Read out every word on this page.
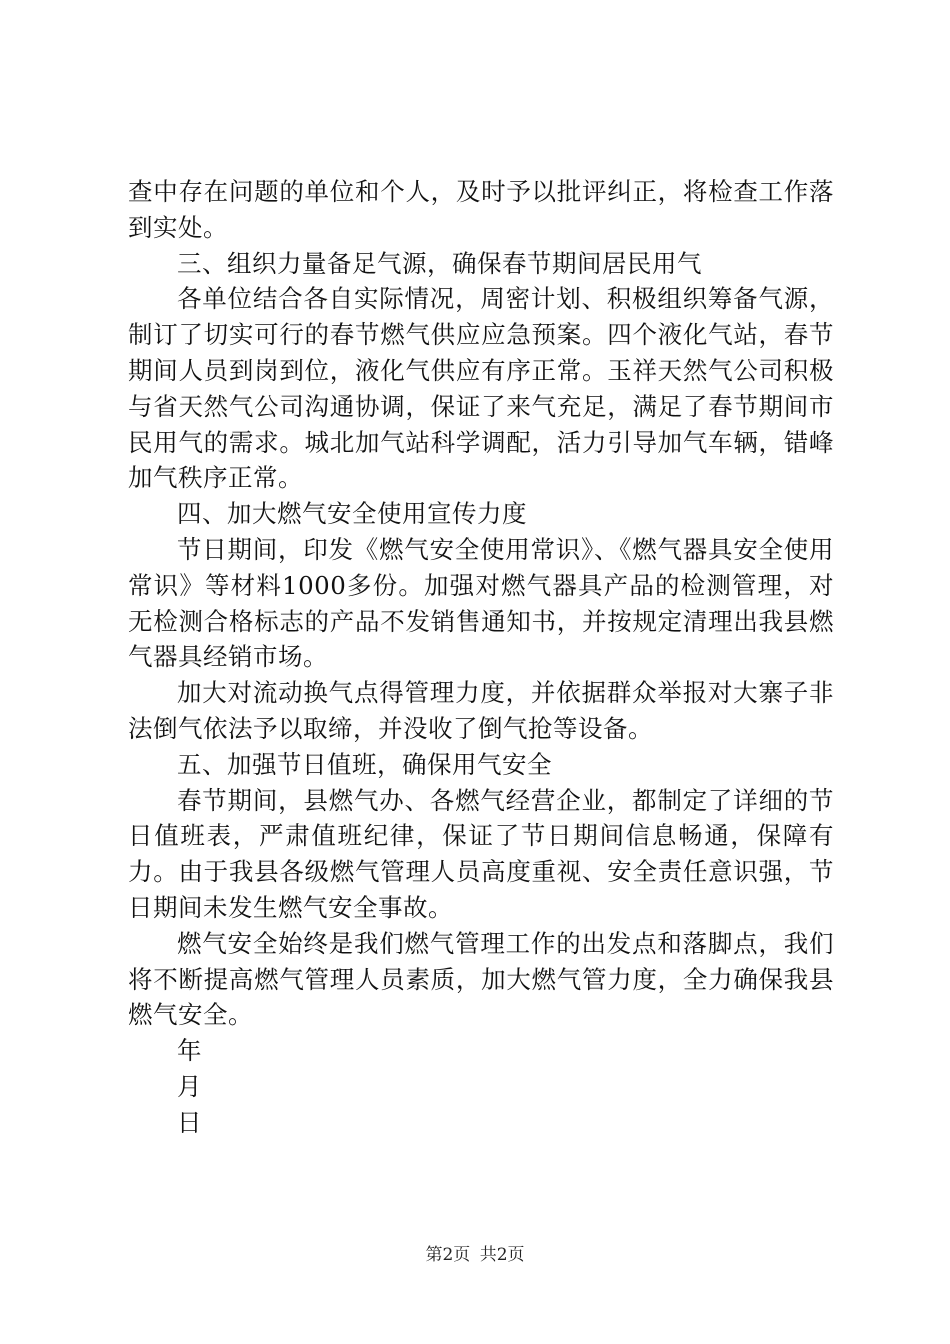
查中存在问题的单位和个人，及时予以批评纠正，将检查工作落到实处。

三、组织力量备足气源，确保春节期间居民用气

各单位结合各自实际情况，周密计划、积极组织筹备气源，制订了切实可行的春节燃气供应应急预案。四个液化气站，春节期间人员到岗到位，液化气供应有序正常。玉祥天然气公司积极与省天然气公司沟通协调，保证了来气充足，满足了春节期间市民用气的需求。城北加气站科学调配，活力引导加气车辆，错峰加气秩序正常。

四、加大燃气安全使用宣传力度

节日期间，印发《燃气安全使用常识》、《燃气器具安全使用常识》等材料1000多份。加强对燃气器具产品的检测管理，对无检测合格标志的产品不发销售通知书，并按规定清理出我县燃气器具经销市场。

加大对流动换气点得管理力度，并依据群众举报对大寨子非法倒气依法予以取缔，并没收了倒气抢等设备。

五、加强节日值班，确保用气安全

春节期间，县燃气办、各燃气经营企业，都制定了详细的节日值班表，严肃值班纪律，保证了节日期间信息畅通，保障有力。由于我县各级燃气管理人员高度重视、安全责任意识强，节日期间未发生燃气安全事故。

燃气安全始终是我们燃气管理工作的出发点和落脚点，我们将不断提高燃气管理人员素质，加大燃气管力度，全力确保我县燃气安全。

年

月

日

第2页 共2页
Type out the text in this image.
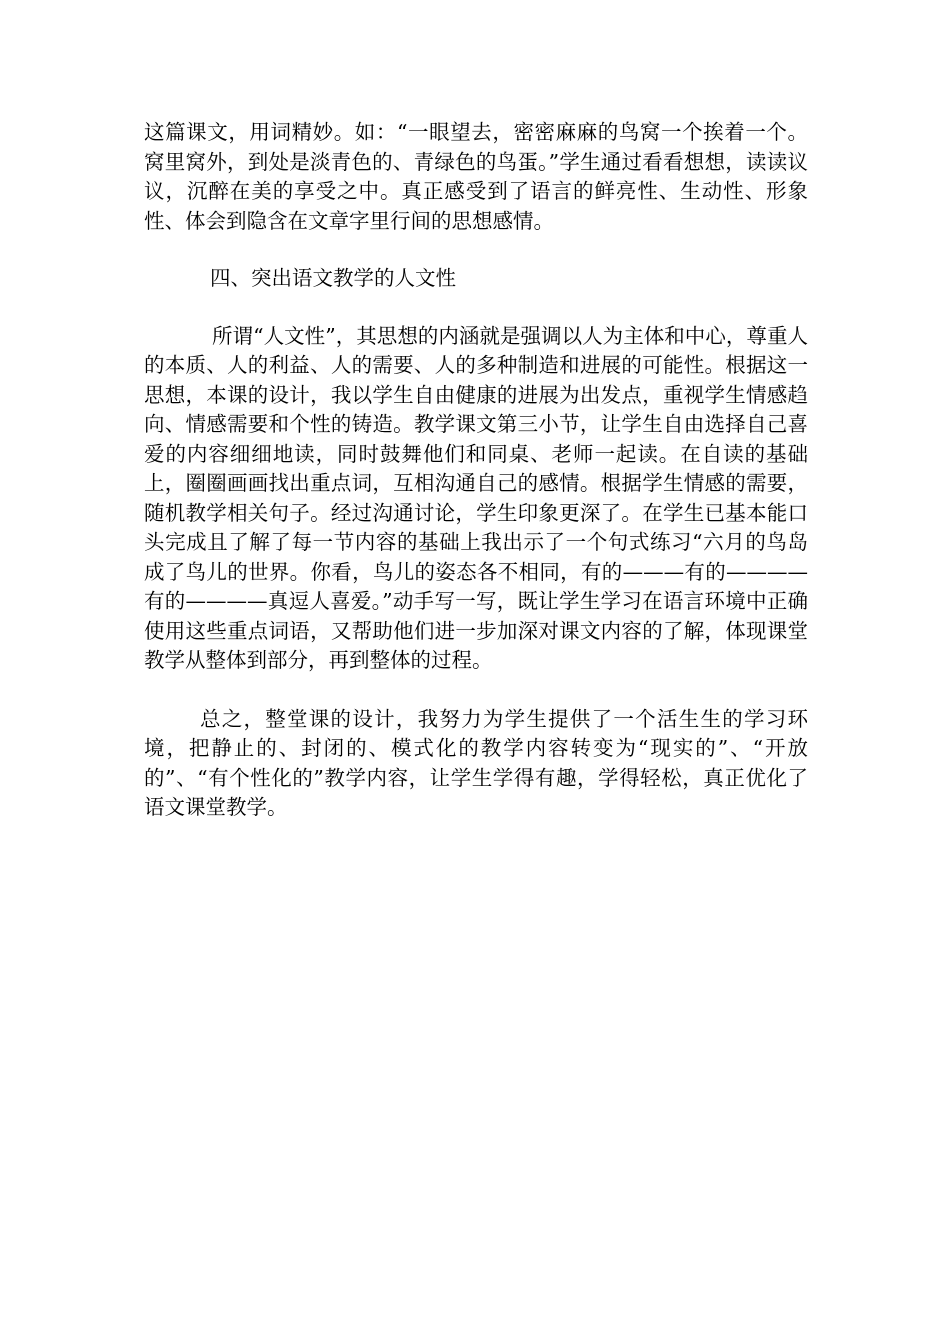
这篇课文，用词精妙。如：“一眼望去，密密麻麻的鸟窝一个挨着一个。窝里窝外，到处是淡青色的、青绿色的鸟蛋。”学生通过看看想想，读读议议，沉醉在美的享受之中。真正感受到了语言的鲜亮性、生动性、形象性、体会到隐含在文章字里行间的思想感情。

四、突出语文教学的人文性

所谓“人文性”，其思想的内涵就是强调以人为主体和中心，尊重人的本质、人的利益、人的需要、人的多种制造和进展的可能性。根据这一思想，本课的设计，我以学生自由健康的进展为出发点，重视学生情感趋向、情感需要和个性的铸造。教学课文第三小节，让学生自由选择自己喜爱的内容细细地读，同时鼓舞他们和同桌、老师一起读。在自读的基础上，圈圈画画找出重点词，互相沟通自己的感情。根据学生情感的需要，随机教学相关句子。经过沟通讨论，学生印象更深了。在学生已基本能口头完成且了解了每一节内容的基础上我出示了一个句式练习“六月的鸟岛成了鸟儿的世界。你看，鸟儿的姿态各不相同，有的———有的————有的————真逗人喜爱。”动手写一写，既让学生学习在语言环境中正确使用这些重点词语，又帮助他们进一步加深对课文内容的了解，体现课堂教学从整体到部分，再到整体的过程。

总之，整堂课的设计，我努力为学生提供了一个活生生的学习环境，把静止的、封闭的、模式化的教学内容转变为“现实的”、“开放的”、“有个性化的”教学内容，让学生学得有趣，学得轻松，真正优化了语文课堂教学。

▸ Written exercise
Begin with the line that contains "Type out the text in this image." and repeat every line through the end of the data, exactly and only those lines, leaving out the pictures.

▸ Complete response
Type out the text in this image.
这篇课文，用词精妙。如：“一眼望去，密密麻麻的鸟窝一个挨着一个。窝里窝外，到处是淡青色的、青绿色的鸟蛋。”学生通过看看想想，读读议议，沉醉在美的享受之中。真正感受到了语言的鲜亮性、生动性、形象性、体会到隐含在文章字里行间的思想感情。

四、突出语文教学的人文性

所谓“人文性”，其思想的内涵就是强调以人为主体和中心，尊重人的本质、人的利益、人的需要、人的多种制造和进展的可能性。根据这一思想，本课的设计，我以学生自由健康的进展为出发点，重视学生情感趋向、情感需要和个性的铸造。教学课文第三小节，让学生自由选择自己喜爱的内容细细地读，同时鼓舞他们和同桌、老师一起读。在自读的基础上，圈圈画画找出重点词，互相沟通自己的感情。根据学生情感的需要，随机教学相关句子。经过沟通讨论，学生印象更深了。在学生已基本能口头完成且了解了每一节内容的基础上我出示了一个句式练习“六月的鸟岛成了鸟儿的世界。你看，鸟儿的姿态各不相同，有的———有的————有的————真逗人喜爱。”动手写一写，既让学生学习在语言环境中正确使用这些重点词语，又帮助他们进一步加深对课文内容的了解，体现课堂教学从整体到部分，再到整体的过程。

总之，整堂课的设计，我努力为学生提供了一个活生生的学习环境，把静止的、封闭的、模式化的教学内容转变为“现实的”、“开放的”、“有个性化的”教学内容，让学生学得有趣，学得轻松，真正优化了语文课堂教学。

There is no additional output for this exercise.